- Exercise requirements
Report each line of the data that includes the word "this".
____ Information given
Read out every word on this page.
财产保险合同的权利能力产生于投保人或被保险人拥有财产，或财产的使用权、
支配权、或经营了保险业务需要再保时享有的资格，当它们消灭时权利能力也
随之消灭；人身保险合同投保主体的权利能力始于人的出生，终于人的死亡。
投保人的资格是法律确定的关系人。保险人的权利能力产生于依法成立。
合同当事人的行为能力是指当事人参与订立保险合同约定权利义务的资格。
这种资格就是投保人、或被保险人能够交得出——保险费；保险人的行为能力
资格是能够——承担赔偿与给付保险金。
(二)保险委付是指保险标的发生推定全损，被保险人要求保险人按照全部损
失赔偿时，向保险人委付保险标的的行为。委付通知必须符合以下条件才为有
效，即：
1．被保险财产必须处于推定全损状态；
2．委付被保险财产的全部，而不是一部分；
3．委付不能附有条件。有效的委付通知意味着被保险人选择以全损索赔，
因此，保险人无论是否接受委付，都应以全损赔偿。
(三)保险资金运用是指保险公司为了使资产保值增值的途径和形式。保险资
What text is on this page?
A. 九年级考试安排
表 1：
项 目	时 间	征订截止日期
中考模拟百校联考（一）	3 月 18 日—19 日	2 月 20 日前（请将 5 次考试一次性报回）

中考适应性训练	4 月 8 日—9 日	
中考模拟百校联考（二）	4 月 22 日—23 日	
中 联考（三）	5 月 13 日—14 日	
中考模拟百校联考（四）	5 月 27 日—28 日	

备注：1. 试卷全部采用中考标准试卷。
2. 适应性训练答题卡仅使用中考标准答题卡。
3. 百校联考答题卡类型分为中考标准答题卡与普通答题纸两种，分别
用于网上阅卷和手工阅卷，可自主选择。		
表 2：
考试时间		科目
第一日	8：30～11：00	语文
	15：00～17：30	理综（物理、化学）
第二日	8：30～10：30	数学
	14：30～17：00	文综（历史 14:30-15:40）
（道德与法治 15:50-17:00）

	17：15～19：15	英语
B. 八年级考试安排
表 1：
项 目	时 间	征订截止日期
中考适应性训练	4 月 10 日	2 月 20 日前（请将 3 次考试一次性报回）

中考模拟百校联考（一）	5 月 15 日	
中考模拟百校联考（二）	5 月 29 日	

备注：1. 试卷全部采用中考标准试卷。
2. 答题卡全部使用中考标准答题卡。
________
- Answer
Read out every word on this page.
What text is on this page?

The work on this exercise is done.